Take each line containing the word "てんさい" and copy it.
-- BEGIN Data for processing --
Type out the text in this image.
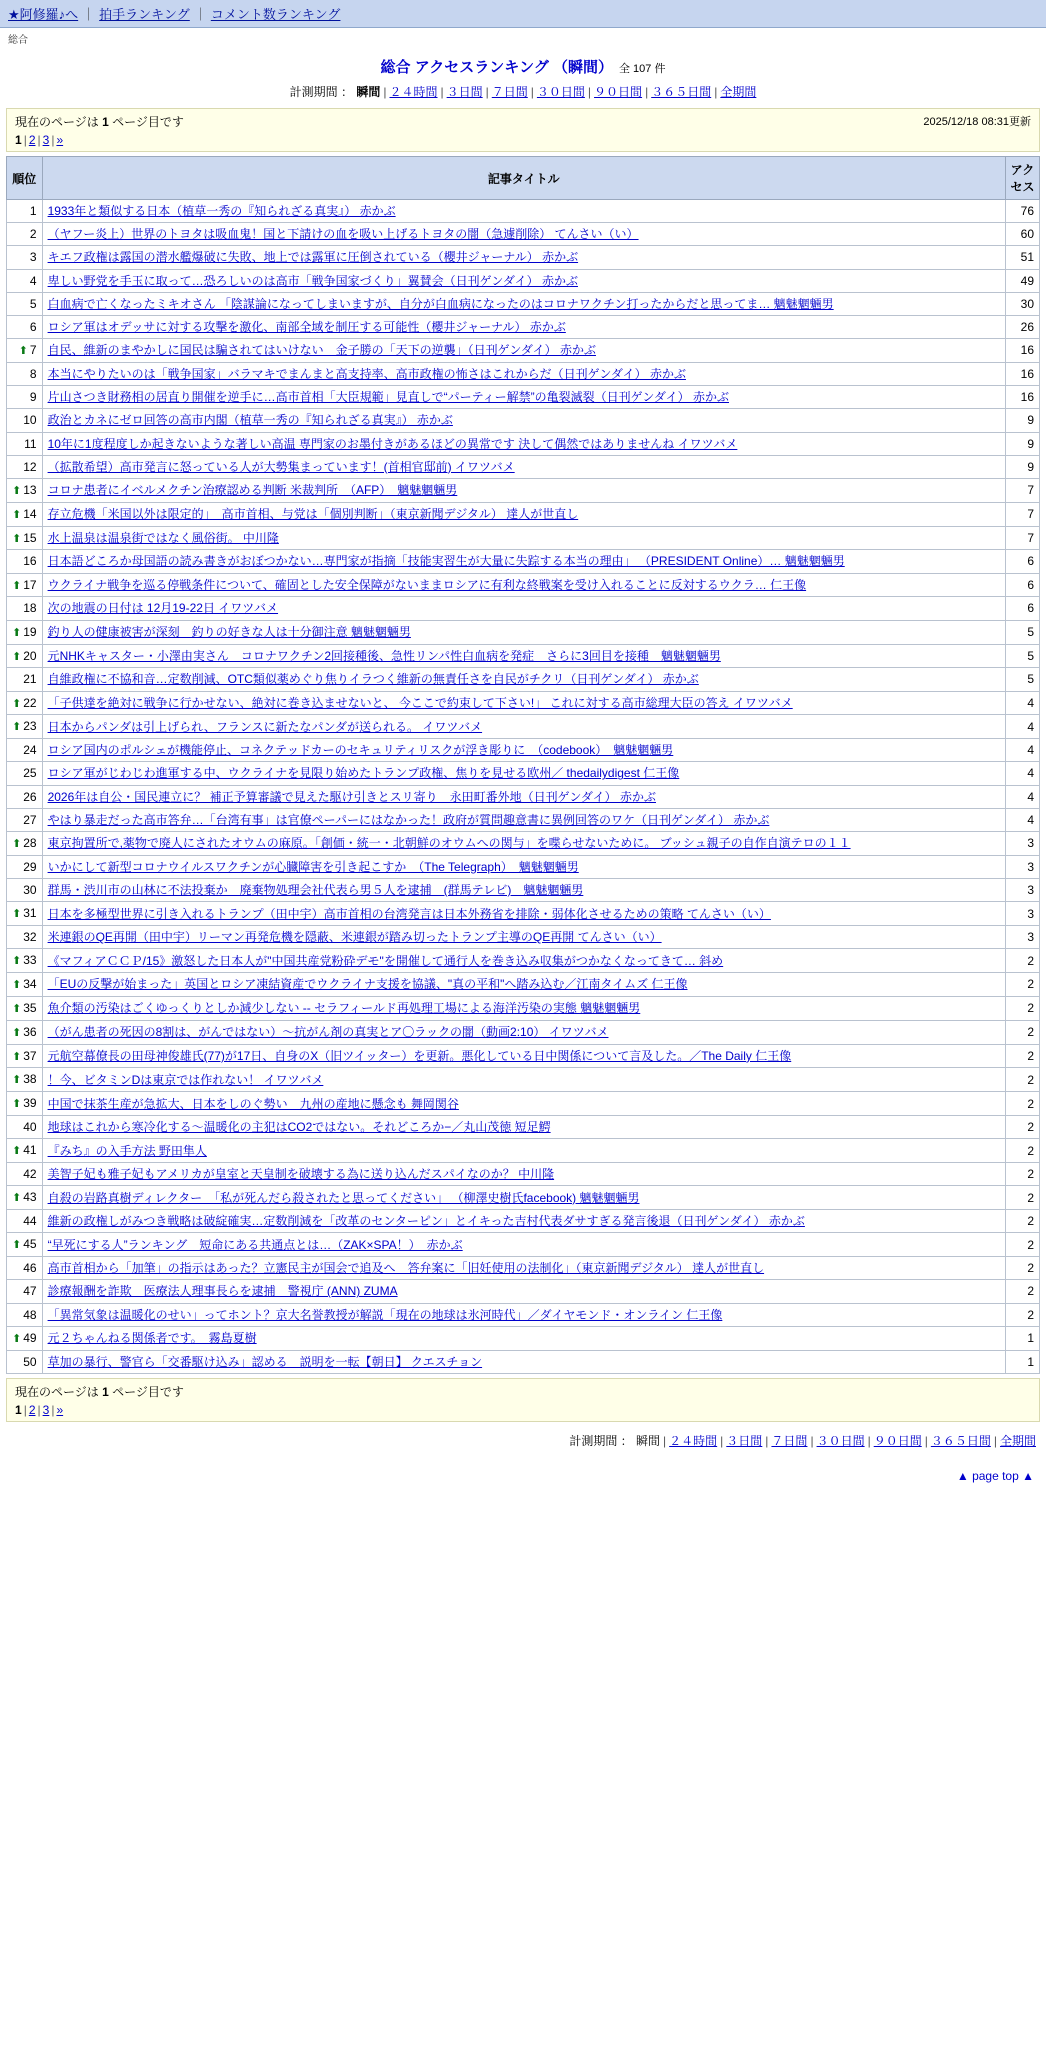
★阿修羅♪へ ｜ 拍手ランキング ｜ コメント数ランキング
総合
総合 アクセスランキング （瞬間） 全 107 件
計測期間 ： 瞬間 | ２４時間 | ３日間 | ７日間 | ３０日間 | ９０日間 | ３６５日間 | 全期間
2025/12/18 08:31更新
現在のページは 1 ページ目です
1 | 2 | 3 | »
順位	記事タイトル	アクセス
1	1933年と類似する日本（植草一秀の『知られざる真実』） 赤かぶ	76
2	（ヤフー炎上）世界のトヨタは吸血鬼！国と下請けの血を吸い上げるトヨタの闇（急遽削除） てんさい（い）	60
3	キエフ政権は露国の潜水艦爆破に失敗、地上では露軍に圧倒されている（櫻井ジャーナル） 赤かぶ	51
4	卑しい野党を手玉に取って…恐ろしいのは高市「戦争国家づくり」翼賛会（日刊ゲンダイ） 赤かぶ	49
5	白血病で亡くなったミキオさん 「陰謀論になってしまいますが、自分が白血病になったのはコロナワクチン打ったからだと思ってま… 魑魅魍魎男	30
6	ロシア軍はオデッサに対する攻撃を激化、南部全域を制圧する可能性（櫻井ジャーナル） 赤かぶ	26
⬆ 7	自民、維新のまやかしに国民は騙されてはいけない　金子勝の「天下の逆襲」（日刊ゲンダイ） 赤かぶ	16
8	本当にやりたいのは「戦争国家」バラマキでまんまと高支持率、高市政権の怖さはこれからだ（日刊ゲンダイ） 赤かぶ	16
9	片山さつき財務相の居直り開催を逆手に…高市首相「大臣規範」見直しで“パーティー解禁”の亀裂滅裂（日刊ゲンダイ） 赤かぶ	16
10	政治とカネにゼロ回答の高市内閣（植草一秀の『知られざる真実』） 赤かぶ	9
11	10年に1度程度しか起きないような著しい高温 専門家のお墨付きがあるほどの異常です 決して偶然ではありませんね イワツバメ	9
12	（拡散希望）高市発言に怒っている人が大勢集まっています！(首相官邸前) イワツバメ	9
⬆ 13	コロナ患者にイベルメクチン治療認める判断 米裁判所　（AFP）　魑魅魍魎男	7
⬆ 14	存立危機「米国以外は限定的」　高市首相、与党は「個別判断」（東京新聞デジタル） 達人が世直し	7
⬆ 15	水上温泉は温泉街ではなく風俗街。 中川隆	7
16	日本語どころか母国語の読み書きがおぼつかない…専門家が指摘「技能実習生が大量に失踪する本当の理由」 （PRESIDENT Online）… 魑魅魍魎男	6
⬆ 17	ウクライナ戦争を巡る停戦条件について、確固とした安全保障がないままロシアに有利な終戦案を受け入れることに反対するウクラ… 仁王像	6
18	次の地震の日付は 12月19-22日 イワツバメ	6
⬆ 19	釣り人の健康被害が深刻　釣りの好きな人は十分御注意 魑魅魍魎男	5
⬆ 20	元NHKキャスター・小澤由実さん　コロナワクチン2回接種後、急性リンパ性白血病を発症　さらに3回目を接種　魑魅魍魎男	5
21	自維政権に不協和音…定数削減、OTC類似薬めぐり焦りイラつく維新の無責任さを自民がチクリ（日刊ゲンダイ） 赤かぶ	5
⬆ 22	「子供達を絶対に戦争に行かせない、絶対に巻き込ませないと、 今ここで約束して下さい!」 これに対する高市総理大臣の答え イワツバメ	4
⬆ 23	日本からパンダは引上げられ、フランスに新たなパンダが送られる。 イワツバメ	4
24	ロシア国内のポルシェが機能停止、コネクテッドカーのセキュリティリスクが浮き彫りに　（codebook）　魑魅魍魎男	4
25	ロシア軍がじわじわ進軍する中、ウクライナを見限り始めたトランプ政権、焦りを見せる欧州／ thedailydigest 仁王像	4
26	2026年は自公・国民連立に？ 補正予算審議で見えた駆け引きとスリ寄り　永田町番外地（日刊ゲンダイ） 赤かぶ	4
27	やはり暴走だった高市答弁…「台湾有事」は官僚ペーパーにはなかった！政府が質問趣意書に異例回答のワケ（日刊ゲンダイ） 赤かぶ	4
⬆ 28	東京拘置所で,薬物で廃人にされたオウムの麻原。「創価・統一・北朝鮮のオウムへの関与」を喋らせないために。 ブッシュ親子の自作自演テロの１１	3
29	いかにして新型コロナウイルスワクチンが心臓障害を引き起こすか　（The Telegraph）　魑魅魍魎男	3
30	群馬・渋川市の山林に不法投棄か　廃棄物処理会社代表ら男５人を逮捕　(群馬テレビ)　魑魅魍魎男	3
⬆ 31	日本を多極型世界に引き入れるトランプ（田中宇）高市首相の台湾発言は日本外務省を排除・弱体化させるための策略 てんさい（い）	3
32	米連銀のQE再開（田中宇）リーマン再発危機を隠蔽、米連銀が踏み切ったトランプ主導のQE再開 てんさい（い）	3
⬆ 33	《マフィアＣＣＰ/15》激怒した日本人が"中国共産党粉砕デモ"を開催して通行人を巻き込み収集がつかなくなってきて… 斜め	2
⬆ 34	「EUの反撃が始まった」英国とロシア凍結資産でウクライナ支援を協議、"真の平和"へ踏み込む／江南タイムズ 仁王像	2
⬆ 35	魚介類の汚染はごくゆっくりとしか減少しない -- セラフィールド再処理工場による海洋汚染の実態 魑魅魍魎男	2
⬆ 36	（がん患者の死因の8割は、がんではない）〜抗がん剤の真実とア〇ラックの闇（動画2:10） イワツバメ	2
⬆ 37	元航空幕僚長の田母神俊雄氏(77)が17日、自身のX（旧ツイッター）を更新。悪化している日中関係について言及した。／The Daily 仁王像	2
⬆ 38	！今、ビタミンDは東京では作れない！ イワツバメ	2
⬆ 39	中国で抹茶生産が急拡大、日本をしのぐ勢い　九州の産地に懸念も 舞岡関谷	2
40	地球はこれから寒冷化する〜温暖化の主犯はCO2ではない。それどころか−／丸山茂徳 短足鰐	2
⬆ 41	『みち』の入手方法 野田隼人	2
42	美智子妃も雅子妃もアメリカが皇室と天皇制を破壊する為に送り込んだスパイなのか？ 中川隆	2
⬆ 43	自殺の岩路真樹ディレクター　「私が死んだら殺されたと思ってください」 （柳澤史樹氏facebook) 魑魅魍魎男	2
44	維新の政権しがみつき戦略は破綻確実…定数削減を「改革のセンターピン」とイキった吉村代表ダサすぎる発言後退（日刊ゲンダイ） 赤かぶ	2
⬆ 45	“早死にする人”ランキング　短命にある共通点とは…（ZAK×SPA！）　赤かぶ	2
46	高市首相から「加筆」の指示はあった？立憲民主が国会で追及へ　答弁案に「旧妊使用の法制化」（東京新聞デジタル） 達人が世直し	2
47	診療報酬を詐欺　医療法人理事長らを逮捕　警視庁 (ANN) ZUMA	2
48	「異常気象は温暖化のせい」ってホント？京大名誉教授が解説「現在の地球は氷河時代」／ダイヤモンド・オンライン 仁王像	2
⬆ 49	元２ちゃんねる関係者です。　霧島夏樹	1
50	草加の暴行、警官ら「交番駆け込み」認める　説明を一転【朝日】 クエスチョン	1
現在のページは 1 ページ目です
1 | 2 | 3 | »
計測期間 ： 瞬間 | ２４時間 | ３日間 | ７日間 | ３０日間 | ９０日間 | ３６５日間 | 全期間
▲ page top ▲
-- END Data for processing --
-- BEGIN Data for processing --
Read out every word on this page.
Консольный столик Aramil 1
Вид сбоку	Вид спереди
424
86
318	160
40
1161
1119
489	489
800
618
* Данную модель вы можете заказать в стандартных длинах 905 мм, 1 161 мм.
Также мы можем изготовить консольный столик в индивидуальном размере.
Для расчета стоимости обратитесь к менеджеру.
-- END Data for processing --
## Full response
2	（ヤフー炎上）世界のトヨタは吸血鬼！国と下請けの血を吸い上げるトヨタの闇（急遽削除） てんさい（い）	60
⬆ 31	日本を多極型世界に引き入れるトランプ（田中宇）高市首相の台湾発言は日本外務省を排除・弱体化させるための策略 てんさい（い）	3
32	米連銀のQE再開（田中宇）リーマン再発危機を隠蔽、米連銀が踏み切ったトランプ主導のQE再開 てんさい（い）	3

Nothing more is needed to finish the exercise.